═════ Working data ═════

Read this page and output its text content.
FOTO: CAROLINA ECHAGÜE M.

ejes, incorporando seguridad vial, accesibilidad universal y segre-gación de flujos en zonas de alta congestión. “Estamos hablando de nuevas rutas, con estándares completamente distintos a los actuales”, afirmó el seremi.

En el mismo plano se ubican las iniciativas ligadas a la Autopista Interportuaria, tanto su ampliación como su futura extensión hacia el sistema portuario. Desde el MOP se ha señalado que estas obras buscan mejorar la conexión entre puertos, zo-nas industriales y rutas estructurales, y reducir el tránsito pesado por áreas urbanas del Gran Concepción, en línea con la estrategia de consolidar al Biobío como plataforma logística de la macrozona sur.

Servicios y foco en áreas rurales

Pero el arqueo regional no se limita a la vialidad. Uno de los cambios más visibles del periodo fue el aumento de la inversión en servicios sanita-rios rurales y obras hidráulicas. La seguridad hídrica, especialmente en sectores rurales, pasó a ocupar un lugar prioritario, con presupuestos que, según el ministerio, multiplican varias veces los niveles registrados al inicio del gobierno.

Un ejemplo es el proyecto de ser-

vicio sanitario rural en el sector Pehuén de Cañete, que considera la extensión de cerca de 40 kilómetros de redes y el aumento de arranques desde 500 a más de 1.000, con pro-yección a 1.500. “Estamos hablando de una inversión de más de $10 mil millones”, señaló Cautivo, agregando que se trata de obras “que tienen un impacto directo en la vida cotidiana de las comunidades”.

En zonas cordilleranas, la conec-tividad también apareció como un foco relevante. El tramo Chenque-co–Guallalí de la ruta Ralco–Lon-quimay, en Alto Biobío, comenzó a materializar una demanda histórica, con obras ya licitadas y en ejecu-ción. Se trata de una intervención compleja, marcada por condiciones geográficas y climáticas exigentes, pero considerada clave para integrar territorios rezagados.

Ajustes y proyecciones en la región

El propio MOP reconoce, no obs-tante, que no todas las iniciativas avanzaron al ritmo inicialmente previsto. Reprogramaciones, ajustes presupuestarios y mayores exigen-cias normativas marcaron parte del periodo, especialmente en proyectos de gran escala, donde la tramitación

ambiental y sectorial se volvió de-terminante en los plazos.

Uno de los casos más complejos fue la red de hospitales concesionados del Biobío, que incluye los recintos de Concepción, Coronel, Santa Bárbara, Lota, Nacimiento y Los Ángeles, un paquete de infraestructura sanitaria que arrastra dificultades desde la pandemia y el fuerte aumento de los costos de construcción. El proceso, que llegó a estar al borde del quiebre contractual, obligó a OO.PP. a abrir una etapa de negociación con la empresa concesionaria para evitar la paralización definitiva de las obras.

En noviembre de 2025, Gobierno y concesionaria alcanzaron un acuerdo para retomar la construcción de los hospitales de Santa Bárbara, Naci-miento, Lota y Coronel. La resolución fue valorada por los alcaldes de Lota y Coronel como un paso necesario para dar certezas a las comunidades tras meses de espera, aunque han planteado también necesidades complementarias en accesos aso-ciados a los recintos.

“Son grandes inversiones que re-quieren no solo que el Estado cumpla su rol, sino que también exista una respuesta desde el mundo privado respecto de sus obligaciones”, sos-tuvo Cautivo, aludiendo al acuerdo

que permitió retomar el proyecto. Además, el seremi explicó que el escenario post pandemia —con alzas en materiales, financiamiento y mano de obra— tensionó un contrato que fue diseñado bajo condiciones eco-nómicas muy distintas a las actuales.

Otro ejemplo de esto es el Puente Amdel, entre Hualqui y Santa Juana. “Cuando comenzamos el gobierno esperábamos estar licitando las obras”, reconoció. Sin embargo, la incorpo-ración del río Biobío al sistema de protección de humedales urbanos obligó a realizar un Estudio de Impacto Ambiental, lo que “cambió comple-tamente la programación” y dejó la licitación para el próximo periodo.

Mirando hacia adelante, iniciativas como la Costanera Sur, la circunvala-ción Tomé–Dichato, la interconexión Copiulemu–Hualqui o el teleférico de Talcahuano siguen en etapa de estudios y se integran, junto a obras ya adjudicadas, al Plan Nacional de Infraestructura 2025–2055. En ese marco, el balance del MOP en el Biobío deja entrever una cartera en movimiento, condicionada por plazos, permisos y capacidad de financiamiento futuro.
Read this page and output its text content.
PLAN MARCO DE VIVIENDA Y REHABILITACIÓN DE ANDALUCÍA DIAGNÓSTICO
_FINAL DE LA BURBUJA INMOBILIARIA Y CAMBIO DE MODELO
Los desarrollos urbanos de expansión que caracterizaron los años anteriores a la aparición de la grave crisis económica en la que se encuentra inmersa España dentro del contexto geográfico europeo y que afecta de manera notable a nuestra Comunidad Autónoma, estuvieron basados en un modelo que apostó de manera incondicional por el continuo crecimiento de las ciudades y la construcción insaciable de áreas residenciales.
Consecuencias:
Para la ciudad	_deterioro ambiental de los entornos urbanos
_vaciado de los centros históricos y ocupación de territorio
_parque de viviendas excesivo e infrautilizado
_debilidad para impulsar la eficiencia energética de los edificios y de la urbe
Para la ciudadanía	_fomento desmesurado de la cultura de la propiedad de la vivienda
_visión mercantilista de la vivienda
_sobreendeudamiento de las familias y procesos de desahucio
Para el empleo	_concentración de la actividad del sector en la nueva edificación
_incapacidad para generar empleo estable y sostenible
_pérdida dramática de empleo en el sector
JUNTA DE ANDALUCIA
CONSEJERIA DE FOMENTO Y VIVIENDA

═════

• [Given problem]
Go through the data and return every record exactly.

• [Solution for this problem]
Read this page and output its text content.
FOTO: CAROLINA ECHAGÜE M.

ejes, incorporando seguridad vial, accesibilidad universal y segre-gación de flujos en zonas de alta congestión. “Estamos hablando de nuevas rutas, con estándares completamente distintos a los actuales”, afirmó el seremi.

En el mismo plano se ubican las iniciativas ligadas a la Autopista Interportuaria, tanto su ampliación como su futura extensión hacia el sistema portuario. Desde el MOP se ha señalado que estas obras buscan mejorar la conexión entre puertos, zo-nas industriales y rutas estructurales, y reducir el tránsito pesado por áreas urbanas del Gran Concepción, en línea con la estrategia de consolidar al Biobío como plataforma logística de la macrozona sur.

Servicios y foco en áreas rurales

Pero el arqueo regional no se limita a la vialidad. Uno de los cambios más visibles del periodo fue el aumento de la inversión en servicios sanita-rios rurales y obras hidráulicas. La seguridad hídrica, especialmente en sectores rurales, pasó a ocupar un lugar prioritario, con presupuestos que, según el ministerio, multiplican varias veces los niveles registrados al inicio del gobierno.

Un ejemplo es el proyecto de ser-

vicio sanitario rural en el sector Pehuén de Cañete, que considera la extensión de cerca de 40 kilómetros de redes y el aumento de arranques desde 500 a más de 1.000, con pro-yección a 1.500. “Estamos hablando de una inversión de más de $10 mil millones”, señaló Cautivo, agregando que se trata de obras “que tienen un impacto directo en la vida cotidiana de las comunidades”.

En zonas cordilleranas, la conec-tividad también apareció como un foco relevante. El tramo Chenque-co–Guallalí de la ruta Ralco–Lon-quimay, en Alto Biobío, comenzó a materializar una demanda histórica, con obras ya licitadas y en ejecu-ción. Se trata de una intervención compleja, marcada por condiciones geográficas y climáticas exigentes, pero considerada clave para integrar territorios rezagados.

Ajustes y proyecciones en la región

El propio MOP reconoce, no obs-tante, que no todas las iniciativas avanzaron al ritmo inicialmente previsto. Reprogramaciones, ajustes presupuestarios y mayores exigen-cias normativas marcaron parte del periodo, especialmente en proyectos de gran escala, donde la tramitación

ambiental y sectorial se volvió de-terminante en los plazos.

Uno de los casos más complejos fue la red de hospitales concesionados del Biobío, que incluye los recintos de Concepción, Coronel, Santa Bárbara, Lota, Nacimiento y Los Ángeles, un paquete de infraestructura sanitaria que arrastra dificultades desde la pandemia y el fuerte aumento de los costos de construcción. El proceso, que llegó a estar al borde del quiebre contractual, obligó a OO.PP. a abrir una etapa de negociación con la empresa concesionaria para evitar la paralización definitiva de las obras.

En noviembre de 2025, Gobierno y concesionaria alcanzaron un acuerdo para retomar la construcción de los hospitales de Santa Bárbara, Naci-miento, Lota y Coronel. La resolución fue valorada por los alcaldes de Lota y Coronel como un paso necesario para dar certezas a las comunidades tras meses de espera, aunque han planteado también necesidades complementarias en accesos aso-ciados a los recintos.

“Son grandes inversiones que re-quieren no solo que el Estado cumpla su rol, sino que también exista una respuesta desde el mundo privado respecto de sus obligaciones”, sos-tuvo Cautivo, aludiendo al acuerdo

que permitió retomar el proyecto. Además, el seremi explicó que el escenario post pandemia —con alzas en materiales, financiamiento y mano de obra— tensionó un contrato que fue diseñado bajo condiciones eco-nómicas muy distintas a las actuales.

Otro ejemplo de esto es el Puente Amdel, entre Hualqui y Santa Juana. “Cuando comenzamos el gobierno esperábamos estar licitando las obras”, reconoció. Sin embargo, la incorpo-ración del río Biobío al sistema de protección de humedales urbanos obligó a realizar un Estudio de Impacto Ambiental, lo que “cambió comple-tamente la programación” y dejó la licitación para el próximo periodo.

Mirando hacia adelante, iniciativas como la Costanera Sur, la circunvala-ción Tomé–Dichato, la interconexión Copiulemu–Hualqui o el teleférico de Talcahuano siguen en etapa de estudios y se integran, junto a obras ya adjudicadas, al Plan Nacional de Infraestructura 2025–2055. En ese marco, el balance del MOP en el Biobío deja entrever una cartera en movimiento, condicionada por plazos, permisos y capacidad de financiamiento futuro.
Read this page and output its text content.
PLAN MARCO DE VIVIENDA Y REHABILITACIÓN DE ANDALUCÍA DIAGNÓSTICO
_FINAL DE LA BURBUJA INMOBILIARIA Y CAMBIO DE MODELO
Los desarrollos urbanos de expansión que caracterizaron los años anteriores a la aparición de la grave crisis económica en la que se encuentra inmersa España dentro del contexto geográfico europeo y que afecta de manera notable a nuestra Comunidad Autónoma, estuvieron basados en un modelo que apostó de manera incondicional por el continuo crecimiento de las ciudades y la construcción insaciable de áreas residenciales.
Consecuencias:
Para la ciudad	_deterioro ambiental de los entornos urbanos
_vaciado de los centros históricos y ocupación de territorio
_parque de viviendas excesivo e infrautilizado
_debilidad para impulsar la eficiencia energética de los edificios y de la urbe
Para la ciudadanía	_fomento desmesurado de la cultura de la propiedad de la vivienda
_visión mercantilista de la vivienda
_sobreendeudamiento de las familias y procesos de desahucio
Para el empleo	_concentración de la actividad del sector en la nueva edificación
_incapacidad para generar empleo estable y sostenible
_pérdida dramática de empleo en el sector
JUNTA DE ANDALUCIA
CONSEJERIA DE FOMENTO Y VIVIENDA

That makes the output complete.